Given instruction:
Below are records to repeat exactly. Omit the pictures from the copy.

** START Provided data **

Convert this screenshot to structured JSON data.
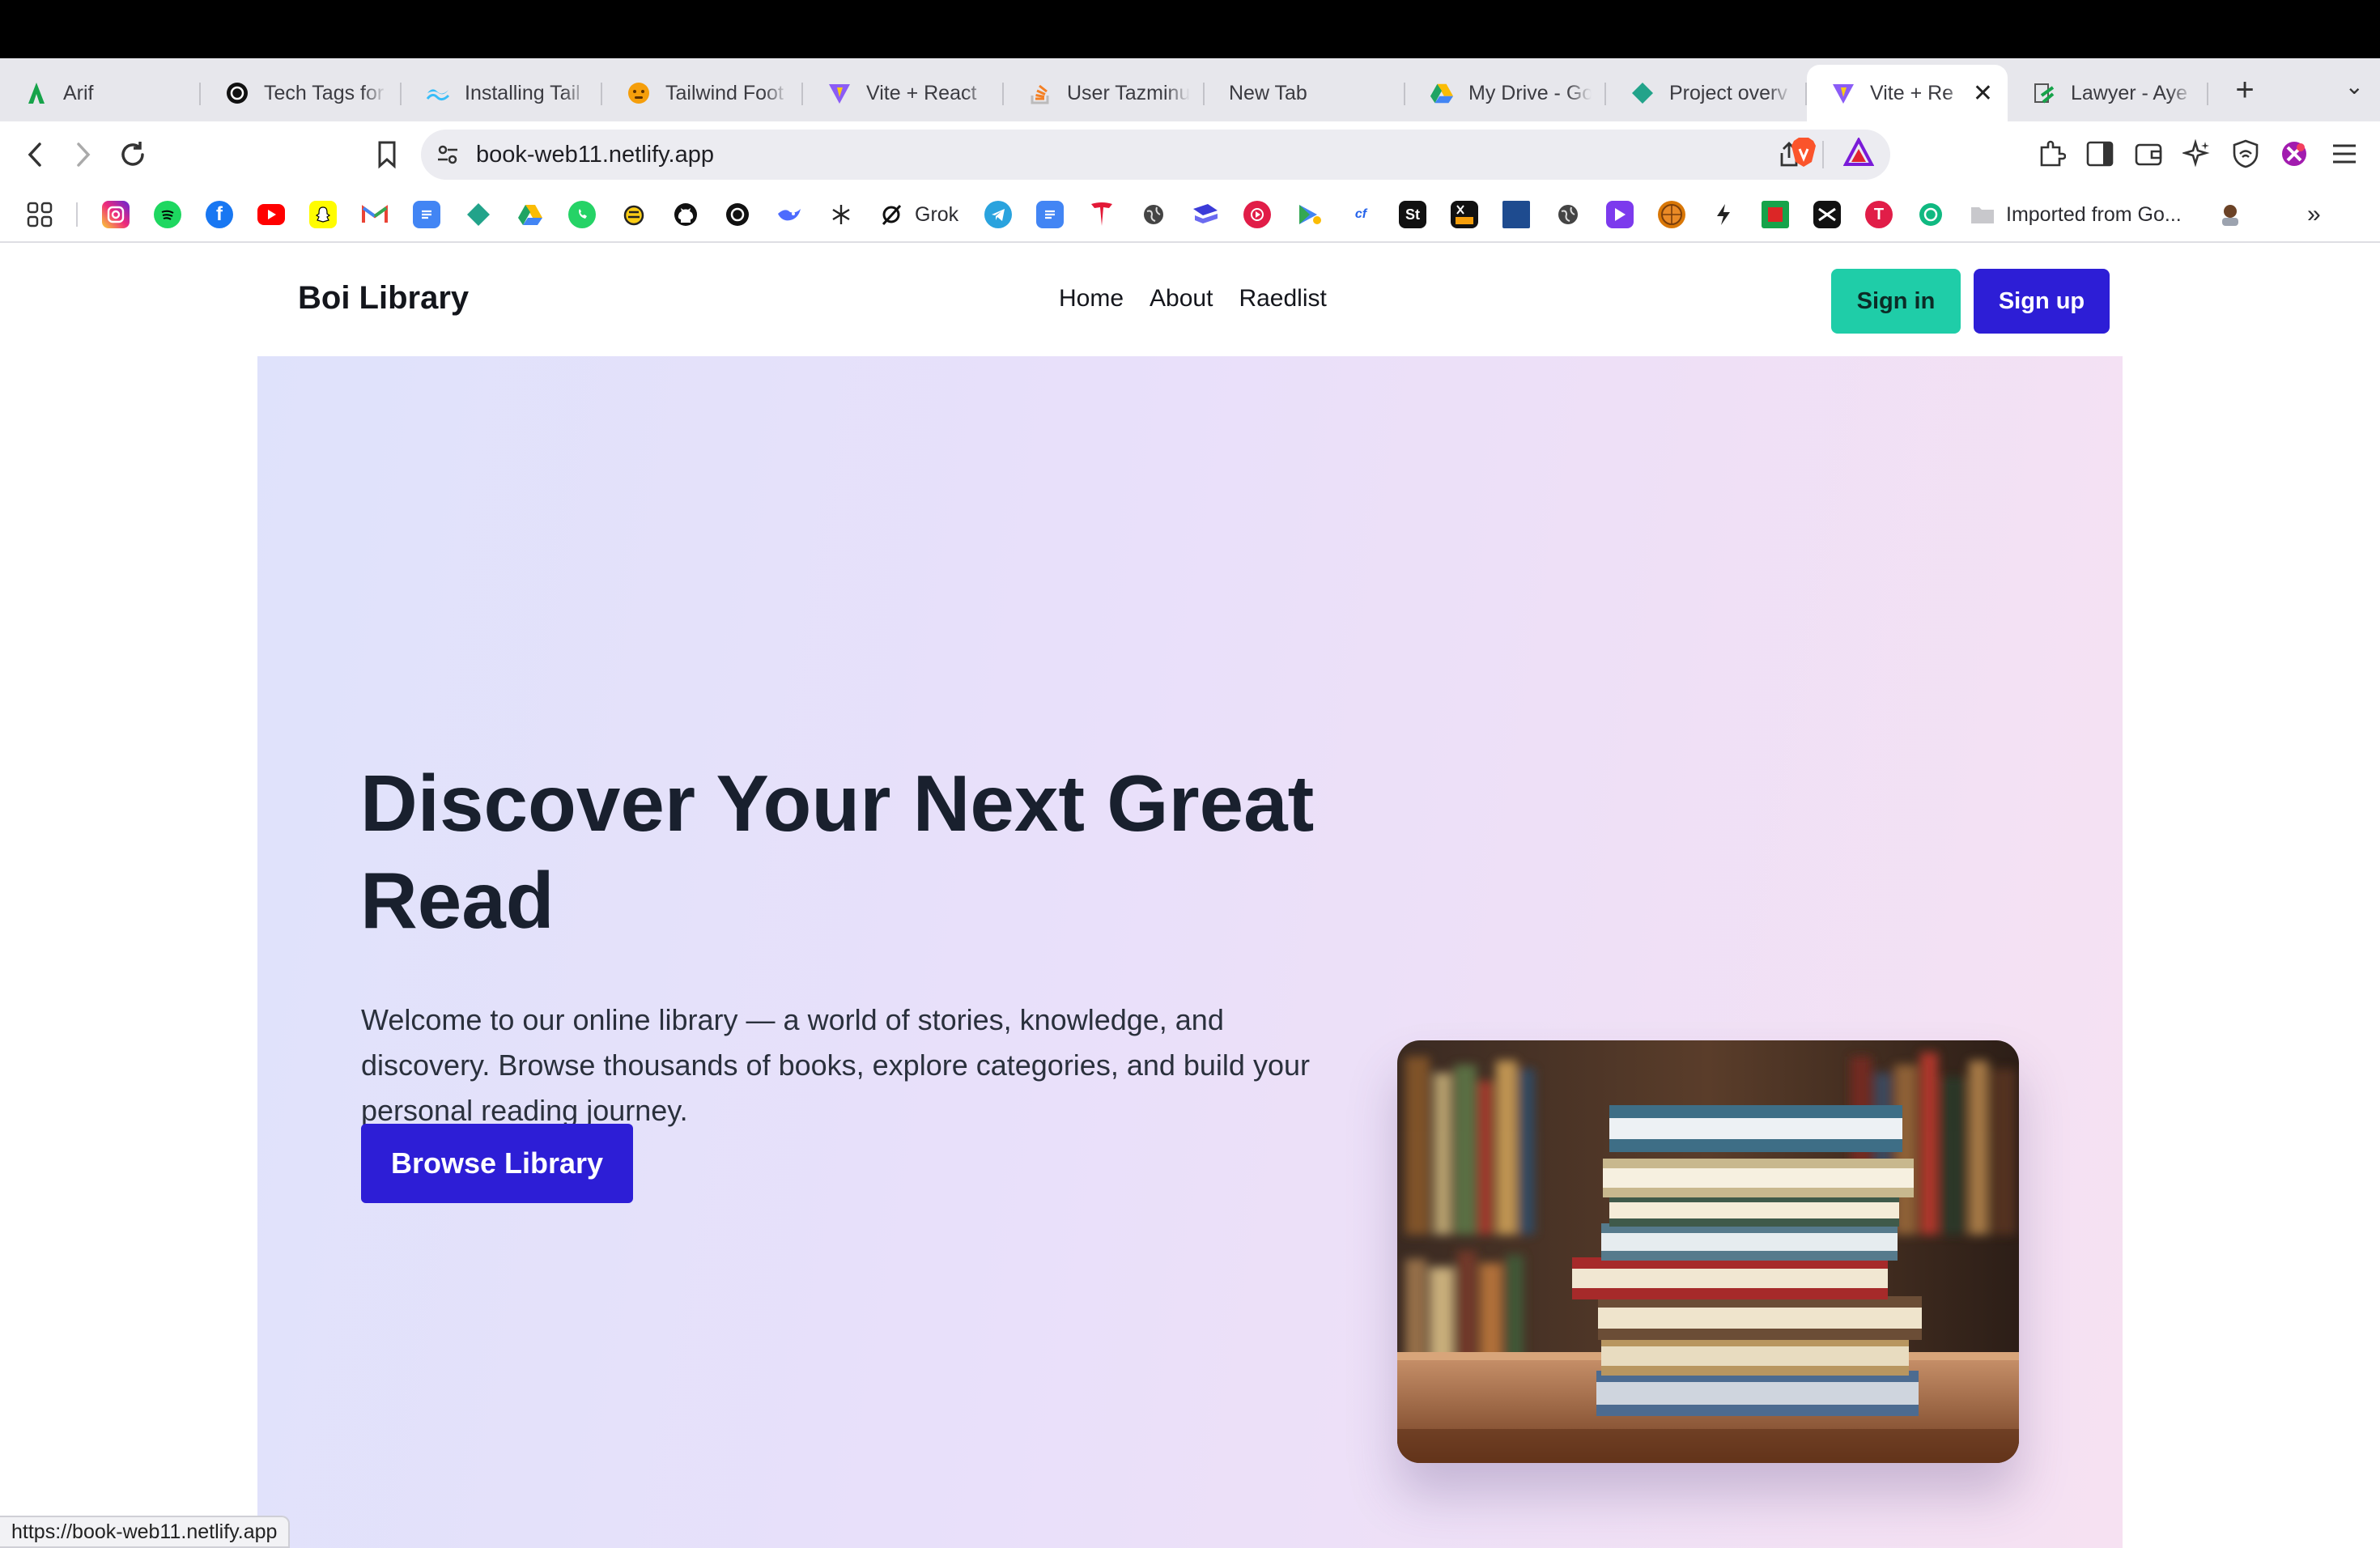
{
  "browser": {
    "tabs": [
      {
        "label": "Arif",
        "icon": "arif-app-icon",
        "color": "#16a34a"
      },
      {
        "label": "Tech Tags for",
        "icon": "openai-icon",
        "color": "#111111"
      },
      {
        "label": "Installing Tail",
        "icon": "tailwind-icon",
        "color": "#38bdf8"
      },
      {
        "label": "Tailwind Foot",
        "icon": "emoji-icon",
        "color": "#f59e0b"
      },
      {
        "label": "Vite + React",
        "icon": "vite-icon",
        "color": "#8b5cf6"
      },
      {
        "label": "User Tazminu",
        "icon": "stackoverflow-icon",
        "color": "#f48024"
      },
      {
        "label": "New Tab",
        "icon": "",
        "color": ""
      },
      {
        "label": "My Drive - Go",
        "icon": "google-drive-icon",
        "color": "#1fa463"
      },
      {
        "label": "Project overv",
        "icon": "diamond-icon",
        "color": "#22a38a"
      },
      {
        "label": "Vite + Re",
        "icon": "vite-icon",
        "color": "#8b5cf6",
        "active": true
      },
      {
        "label": "Lawyer - Aye",
        "icon": "gavel-icon",
        "color": "#16a34a"
      }
    ],
    "new_tab": "+",
    "tab_menu": "⌄",
    "close": "✕",
    "address": {
      "url": "book-web11.netlify.app"
    },
    "bookmarks_folder_label": "Imported from Go...",
    "grok_label": "Grok",
    "more_bookmarks": "»",
    "status_url": "https://book-web11.netlify.app"
  },
  "site": {
    "brand": "Boi Library",
    "nav": [
      "Home",
      "About",
      "Raedlist"
    ],
    "signin": "Sign in",
    "signup": "Sign up",
    "hero": {
      "title": "Discover Your Next Great Read",
      "text": "Welcome to our online library — a world of stories, knowledge, and discovery. Browse thousands of books, explore categories, and build your personal reading journey.",
      "button": "Browse Library",
      "image_subject": "stack-of-books-photo"
    },
    "colors": {
      "primary": "#2d1ed6",
      "signin": "#1fcda8"
    }
  }
}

** END Provided data **

Solution for this task:
Convert this screenshot to structured JSON data.
{
  "browser": {
    "tabs": [
      {
        "label": "Arif",
        "icon": "arif-app-icon",
        "color": "#16a34a"
      },
      {
        "label": "Tech Tags for",
        "icon": "openai-icon",
        "color": "#111111"
      },
      {
        "label": "Installing Tail",
        "icon": "tailwind-icon",
        "color": "#38bdf8"
      },
      {
        "label": "Tailwind Foot",
        "icon": "emoji-icon",
        "color": "#f59e0b"
      },
      {
        "label": "Vite + React",
        "icon": "vite-icon",
        "color": "#8b5cf6"
      },
      {
        "label": "User Tazminu",
        "icon": "stackoverflow-icon",
        "color": "#f48024"
      },
      {
        "label": "New Tab",
        "icon": "",
        "color": ""
      },
      {
        "label": "My Drive - Go",
        "icon": "google-drive-icon",
        "color": "#1fa463"
      },
      {
        "label": "Project overv",
        "icon": "diamond-icon",
        "color": "#22a38a"
      },
      {
        "label": "Vite + Re",
        "icon": "vite-icon",
        "color": "#8b5cf6",
        "active": true
      },
      {
        "label": "Lawyer - Aye",
        "icon": "gavel-icon",
        "color": "#16a34a"
      }
    ],
    "new_tab": "+",
    "tab_menu": "⌄",
    "close": "✕",
    "address": {
      "url": "book-web11.netlify.app"
    },
    "bookmarks_folder_label": "Imported from Go...",
    "grok_label": "Grok",
    "more_bookmarks": "»",
    "status_url": "https://book-web11.netlify.app"
  },
  "site": {
    "brand": "Boi Library",
    "nav": [
      "Home",
      "About",
      "Raedlist"
    ],
    "signin": "Sign in",
    "signup": "Sign up",
    "hero": {
      "title": "Discover Your Next Great Read",
      "text": "Welcome to our online library — a world of stories, knowledge, and discovery. Browse thousands of books, explore categories, and build your personal reading journey.",
      "button": "Browse Library",
      "image_subject": "stack-of-books-photo"
    },
    "colors": {
      "primary": "#2d1ed6",
      "signin": "#1fcda8"
    }
  }
}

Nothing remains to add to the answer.